* **EXERCISE**
For the records below, say how many lines contain the string "道路车辆智能网联汽车感知功能评估测试设备". Give the number only.

[start]

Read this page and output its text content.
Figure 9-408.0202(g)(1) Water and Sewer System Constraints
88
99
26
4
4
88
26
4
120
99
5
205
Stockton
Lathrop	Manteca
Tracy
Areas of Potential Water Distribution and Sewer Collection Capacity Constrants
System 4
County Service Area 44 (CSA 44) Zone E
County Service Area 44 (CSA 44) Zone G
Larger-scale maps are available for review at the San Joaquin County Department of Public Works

[end]
[start]

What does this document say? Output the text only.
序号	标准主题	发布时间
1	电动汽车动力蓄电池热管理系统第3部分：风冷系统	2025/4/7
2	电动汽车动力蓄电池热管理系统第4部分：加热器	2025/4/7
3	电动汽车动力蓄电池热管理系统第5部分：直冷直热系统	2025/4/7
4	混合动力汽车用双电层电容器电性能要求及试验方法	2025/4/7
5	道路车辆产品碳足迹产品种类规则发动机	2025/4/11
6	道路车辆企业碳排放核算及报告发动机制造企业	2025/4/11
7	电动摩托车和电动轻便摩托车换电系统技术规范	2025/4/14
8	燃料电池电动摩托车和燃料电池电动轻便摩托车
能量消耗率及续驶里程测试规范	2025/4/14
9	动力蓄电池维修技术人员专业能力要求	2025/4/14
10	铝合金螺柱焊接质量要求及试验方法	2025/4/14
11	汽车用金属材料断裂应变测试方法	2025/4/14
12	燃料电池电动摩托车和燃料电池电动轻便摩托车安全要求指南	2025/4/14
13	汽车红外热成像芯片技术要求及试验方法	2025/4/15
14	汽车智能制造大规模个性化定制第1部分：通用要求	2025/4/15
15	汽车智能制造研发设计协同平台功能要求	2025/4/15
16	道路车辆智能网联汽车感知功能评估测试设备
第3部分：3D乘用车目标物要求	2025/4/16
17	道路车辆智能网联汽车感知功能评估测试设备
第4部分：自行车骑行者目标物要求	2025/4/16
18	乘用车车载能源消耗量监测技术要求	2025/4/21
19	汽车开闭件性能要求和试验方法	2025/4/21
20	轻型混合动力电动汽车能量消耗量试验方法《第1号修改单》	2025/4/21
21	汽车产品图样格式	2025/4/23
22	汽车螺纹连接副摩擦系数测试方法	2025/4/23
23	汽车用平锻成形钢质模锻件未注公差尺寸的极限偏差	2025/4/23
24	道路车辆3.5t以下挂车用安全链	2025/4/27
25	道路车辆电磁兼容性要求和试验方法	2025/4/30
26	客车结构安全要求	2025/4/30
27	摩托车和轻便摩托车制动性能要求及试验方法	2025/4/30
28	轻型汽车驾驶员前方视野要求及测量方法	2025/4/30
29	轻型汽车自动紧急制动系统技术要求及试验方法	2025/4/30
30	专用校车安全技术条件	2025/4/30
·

[end]

* **OUTPUT FOR THIS TASK**
2